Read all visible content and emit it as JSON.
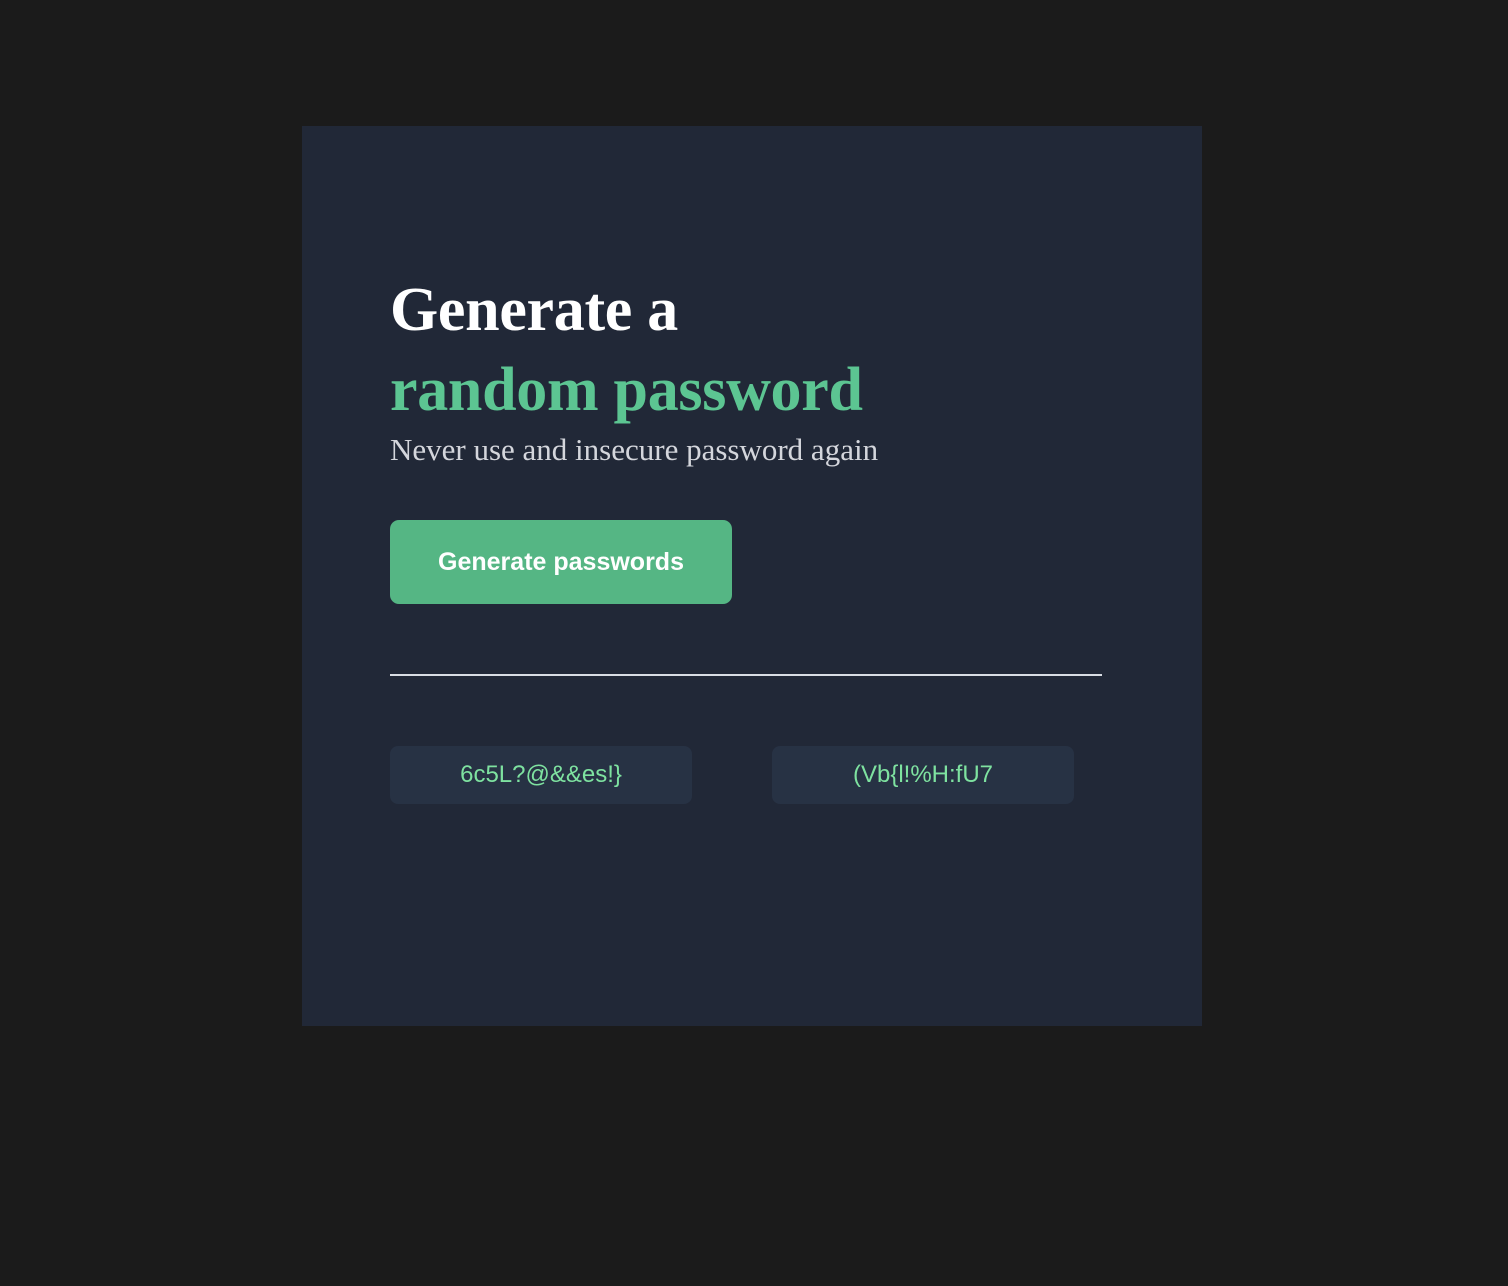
{
  "header": {
    "title_line1": "Generate a",
    "title_line2": "random password",
    "subtitle": "Never use and insecure password again"
  },
  "actions": {
    "generate_label": "Generate passwords"
  },
  "results": {
    "passwords": [
      "6c5L?@&&es!}",
      "(Vb{l!%H:fU7"
    ]
  },
  "colors": {
    "page_background": "#1b1b1b",
    "card_background": "#212837",
    "accent": "#55b684",
    "title_accent": "#5cc592",
    "password_text": "#7ee2a0",
    "password_background": "#273244"
  }
}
_ _ _ _ _ _ _
- **The task**
Gather every line containing the word "passwords" and copy it.

- **Full output**
    "generate_label": "Generate passwords"
    "passwords": [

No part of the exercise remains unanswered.